_SHORT PROBLEM:_ Identify and pull out each line of the entries in which "horizontal" occurs.

######

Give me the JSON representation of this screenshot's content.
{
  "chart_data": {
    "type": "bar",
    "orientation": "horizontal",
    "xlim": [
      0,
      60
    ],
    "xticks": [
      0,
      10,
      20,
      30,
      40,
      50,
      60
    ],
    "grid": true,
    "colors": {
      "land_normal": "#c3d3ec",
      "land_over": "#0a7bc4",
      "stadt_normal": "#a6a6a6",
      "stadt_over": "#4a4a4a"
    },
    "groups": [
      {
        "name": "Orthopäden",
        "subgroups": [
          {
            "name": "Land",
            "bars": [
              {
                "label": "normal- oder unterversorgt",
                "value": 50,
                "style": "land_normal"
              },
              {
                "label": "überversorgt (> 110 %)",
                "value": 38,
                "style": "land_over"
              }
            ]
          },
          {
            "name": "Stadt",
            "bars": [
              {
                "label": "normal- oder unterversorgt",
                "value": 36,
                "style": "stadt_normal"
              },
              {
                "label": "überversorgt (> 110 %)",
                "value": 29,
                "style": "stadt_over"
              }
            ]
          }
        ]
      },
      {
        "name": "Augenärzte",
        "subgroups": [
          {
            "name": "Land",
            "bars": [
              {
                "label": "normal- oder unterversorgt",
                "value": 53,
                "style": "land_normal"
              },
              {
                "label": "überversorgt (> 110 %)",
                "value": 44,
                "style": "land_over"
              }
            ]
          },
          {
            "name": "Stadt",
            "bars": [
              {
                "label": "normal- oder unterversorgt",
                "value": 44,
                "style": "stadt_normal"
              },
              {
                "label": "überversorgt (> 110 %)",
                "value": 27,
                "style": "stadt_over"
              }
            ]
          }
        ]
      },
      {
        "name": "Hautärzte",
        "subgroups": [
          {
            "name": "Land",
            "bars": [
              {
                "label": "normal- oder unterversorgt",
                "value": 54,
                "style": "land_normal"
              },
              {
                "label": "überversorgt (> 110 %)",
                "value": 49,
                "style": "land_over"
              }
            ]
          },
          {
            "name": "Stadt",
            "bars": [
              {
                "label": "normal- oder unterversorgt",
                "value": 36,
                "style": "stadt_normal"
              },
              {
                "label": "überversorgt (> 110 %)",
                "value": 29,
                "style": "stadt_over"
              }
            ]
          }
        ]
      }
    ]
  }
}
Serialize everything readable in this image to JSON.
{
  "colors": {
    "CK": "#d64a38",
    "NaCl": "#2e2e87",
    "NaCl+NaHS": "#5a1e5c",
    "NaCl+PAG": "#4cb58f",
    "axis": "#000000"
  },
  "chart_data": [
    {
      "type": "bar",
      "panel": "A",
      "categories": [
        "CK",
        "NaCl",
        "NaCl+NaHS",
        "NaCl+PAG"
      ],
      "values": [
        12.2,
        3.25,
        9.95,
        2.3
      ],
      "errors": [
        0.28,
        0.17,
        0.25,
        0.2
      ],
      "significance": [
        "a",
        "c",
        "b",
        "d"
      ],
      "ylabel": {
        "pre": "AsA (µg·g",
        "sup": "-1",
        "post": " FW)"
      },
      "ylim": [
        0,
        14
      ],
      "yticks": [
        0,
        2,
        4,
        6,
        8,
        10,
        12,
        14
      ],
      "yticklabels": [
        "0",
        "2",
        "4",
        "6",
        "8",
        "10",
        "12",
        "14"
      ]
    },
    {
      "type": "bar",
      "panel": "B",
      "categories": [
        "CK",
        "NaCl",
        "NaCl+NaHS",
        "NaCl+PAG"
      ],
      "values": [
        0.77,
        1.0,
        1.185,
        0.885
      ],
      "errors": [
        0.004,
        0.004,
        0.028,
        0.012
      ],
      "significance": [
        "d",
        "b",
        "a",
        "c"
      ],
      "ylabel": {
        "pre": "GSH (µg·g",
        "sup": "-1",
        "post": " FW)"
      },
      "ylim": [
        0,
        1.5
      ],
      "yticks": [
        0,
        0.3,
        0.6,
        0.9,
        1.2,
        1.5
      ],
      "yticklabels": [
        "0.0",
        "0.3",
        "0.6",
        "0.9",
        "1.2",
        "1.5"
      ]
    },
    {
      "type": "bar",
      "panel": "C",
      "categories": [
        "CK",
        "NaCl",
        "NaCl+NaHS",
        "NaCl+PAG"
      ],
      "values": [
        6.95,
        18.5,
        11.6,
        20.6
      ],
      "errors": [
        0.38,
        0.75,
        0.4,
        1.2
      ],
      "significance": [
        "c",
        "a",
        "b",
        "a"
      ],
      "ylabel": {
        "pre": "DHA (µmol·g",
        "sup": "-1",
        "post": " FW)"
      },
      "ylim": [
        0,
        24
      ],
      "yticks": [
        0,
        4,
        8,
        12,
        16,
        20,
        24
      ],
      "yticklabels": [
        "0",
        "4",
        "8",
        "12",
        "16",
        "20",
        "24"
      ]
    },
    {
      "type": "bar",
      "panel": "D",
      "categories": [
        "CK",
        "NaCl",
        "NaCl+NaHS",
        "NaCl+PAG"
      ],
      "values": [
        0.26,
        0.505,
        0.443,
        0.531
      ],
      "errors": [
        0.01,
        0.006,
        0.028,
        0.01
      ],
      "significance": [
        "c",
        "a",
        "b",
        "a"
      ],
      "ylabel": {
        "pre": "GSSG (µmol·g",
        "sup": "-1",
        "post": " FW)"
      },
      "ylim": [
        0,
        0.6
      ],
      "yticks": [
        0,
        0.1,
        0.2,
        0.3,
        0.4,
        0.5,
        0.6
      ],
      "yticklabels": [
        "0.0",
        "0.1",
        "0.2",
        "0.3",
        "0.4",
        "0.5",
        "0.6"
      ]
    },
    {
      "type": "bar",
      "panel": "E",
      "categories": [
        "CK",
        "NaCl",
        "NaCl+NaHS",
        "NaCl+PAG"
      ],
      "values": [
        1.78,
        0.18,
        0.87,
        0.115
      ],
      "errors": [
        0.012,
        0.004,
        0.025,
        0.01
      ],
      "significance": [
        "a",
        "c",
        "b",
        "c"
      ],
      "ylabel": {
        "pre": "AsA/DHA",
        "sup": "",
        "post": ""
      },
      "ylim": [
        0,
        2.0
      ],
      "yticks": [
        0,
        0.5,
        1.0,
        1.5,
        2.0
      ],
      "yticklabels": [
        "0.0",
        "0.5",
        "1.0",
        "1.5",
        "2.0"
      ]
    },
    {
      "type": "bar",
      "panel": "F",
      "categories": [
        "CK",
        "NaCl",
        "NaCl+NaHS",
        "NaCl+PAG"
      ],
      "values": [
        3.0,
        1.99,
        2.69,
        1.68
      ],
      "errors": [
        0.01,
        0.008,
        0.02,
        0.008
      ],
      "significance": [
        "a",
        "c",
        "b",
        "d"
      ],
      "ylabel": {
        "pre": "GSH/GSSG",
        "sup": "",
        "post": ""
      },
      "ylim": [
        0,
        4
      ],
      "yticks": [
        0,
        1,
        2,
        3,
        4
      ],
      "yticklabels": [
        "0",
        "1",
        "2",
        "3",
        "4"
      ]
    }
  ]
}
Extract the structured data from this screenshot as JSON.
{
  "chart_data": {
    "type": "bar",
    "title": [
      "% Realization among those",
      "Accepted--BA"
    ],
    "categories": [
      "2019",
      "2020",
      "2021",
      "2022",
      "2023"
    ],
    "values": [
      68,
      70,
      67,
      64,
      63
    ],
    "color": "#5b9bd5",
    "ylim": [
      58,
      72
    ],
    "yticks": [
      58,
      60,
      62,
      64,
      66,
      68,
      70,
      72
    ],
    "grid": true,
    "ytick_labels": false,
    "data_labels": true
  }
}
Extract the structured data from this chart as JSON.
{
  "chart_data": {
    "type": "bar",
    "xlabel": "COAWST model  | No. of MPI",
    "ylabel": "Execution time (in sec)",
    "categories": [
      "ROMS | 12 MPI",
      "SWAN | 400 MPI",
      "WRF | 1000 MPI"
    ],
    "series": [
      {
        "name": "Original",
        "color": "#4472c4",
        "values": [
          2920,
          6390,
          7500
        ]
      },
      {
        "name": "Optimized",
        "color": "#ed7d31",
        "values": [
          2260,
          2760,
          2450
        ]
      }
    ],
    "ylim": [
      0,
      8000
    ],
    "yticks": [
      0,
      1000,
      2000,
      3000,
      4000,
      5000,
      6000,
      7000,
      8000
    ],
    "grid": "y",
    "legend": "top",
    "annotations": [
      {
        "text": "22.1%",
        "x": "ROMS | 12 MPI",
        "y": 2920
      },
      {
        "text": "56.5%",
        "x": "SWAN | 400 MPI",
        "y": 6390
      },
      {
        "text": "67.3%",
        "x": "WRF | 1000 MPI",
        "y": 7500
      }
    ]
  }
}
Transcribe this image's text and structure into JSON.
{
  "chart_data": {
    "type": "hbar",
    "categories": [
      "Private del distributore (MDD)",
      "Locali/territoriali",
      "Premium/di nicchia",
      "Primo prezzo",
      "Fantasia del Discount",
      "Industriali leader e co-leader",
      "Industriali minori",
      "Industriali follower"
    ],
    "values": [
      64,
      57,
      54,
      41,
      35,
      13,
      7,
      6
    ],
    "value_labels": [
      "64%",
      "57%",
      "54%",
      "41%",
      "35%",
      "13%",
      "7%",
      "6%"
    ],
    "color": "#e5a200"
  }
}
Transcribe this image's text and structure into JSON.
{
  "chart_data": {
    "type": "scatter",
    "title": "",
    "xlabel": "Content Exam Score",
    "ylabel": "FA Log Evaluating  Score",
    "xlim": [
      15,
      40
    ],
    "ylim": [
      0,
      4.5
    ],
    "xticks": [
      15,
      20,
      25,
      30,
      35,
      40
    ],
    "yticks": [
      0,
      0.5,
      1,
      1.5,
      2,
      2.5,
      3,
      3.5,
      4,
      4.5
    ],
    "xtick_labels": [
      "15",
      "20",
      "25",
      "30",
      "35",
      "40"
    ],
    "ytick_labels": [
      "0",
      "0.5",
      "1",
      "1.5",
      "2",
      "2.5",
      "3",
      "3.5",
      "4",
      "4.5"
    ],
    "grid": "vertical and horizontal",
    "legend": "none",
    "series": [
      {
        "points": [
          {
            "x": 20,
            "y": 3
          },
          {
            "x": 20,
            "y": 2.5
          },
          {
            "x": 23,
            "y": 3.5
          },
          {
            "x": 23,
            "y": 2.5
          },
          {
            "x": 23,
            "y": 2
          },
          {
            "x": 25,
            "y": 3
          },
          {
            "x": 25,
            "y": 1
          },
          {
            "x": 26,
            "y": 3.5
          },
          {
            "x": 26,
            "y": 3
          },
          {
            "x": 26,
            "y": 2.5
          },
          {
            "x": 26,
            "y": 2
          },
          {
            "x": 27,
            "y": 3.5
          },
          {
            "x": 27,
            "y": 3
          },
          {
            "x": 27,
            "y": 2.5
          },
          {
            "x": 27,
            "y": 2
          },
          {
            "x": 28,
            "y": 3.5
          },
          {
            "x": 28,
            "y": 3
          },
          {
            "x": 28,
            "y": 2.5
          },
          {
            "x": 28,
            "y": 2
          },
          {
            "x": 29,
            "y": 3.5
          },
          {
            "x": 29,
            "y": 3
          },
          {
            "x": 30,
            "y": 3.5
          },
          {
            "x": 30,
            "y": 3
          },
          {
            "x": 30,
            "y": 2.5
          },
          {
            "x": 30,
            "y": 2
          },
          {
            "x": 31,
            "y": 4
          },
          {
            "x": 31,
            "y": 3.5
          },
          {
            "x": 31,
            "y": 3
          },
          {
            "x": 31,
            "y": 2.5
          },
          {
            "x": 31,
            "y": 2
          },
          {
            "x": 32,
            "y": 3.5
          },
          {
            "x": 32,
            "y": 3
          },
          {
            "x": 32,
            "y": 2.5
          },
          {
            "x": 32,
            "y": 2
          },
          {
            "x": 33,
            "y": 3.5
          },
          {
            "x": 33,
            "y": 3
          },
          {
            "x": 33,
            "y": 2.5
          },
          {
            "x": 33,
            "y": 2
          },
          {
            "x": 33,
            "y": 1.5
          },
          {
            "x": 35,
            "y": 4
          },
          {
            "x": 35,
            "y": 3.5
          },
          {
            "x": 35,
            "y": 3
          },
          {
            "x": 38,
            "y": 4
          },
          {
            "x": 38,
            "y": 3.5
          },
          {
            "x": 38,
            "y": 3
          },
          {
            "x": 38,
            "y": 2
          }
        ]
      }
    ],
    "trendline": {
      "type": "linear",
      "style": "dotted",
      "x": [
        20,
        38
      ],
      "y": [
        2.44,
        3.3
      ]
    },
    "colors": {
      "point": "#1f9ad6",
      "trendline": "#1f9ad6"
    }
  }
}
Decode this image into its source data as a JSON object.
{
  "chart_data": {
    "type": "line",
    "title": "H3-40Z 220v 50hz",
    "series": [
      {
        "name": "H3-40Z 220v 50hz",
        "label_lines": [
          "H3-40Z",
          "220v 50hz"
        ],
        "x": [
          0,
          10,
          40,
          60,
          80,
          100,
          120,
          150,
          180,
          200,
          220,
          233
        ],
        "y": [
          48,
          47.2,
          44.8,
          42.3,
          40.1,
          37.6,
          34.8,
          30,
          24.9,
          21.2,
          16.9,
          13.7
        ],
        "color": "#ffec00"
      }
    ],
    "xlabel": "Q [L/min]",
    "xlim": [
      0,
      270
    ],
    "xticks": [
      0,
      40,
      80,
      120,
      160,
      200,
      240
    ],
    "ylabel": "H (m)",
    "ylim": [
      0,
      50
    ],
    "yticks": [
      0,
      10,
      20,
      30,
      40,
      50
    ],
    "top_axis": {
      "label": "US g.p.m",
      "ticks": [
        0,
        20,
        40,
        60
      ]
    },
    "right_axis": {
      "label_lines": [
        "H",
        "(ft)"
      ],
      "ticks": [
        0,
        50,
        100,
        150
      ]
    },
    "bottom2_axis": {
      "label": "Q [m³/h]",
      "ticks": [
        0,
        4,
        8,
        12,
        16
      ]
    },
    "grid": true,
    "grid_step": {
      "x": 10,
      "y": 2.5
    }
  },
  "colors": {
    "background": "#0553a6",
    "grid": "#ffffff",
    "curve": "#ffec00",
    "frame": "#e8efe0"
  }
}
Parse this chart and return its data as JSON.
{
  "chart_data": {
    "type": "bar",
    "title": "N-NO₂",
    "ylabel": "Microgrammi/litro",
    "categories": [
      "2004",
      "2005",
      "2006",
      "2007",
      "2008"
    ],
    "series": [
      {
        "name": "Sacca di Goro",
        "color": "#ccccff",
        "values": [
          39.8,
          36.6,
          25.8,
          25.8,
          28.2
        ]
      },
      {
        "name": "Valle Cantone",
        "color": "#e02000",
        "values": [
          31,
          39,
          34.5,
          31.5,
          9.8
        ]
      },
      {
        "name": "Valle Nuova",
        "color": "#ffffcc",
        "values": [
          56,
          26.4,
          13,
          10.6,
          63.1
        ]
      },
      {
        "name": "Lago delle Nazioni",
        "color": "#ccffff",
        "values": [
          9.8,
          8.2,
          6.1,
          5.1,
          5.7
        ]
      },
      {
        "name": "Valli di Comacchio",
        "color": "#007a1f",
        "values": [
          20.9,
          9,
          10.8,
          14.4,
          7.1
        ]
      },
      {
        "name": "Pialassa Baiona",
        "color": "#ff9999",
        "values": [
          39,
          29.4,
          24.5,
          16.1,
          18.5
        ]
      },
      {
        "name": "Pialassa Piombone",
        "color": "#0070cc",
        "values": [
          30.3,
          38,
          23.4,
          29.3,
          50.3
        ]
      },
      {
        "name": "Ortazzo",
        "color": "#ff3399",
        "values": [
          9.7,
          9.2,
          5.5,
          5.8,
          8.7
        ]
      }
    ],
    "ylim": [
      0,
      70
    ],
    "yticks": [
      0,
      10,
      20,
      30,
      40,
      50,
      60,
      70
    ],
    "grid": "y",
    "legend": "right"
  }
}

######

_REPLY:_
    "orientation": "horizontal",
    "grid": "vertical and horizontal",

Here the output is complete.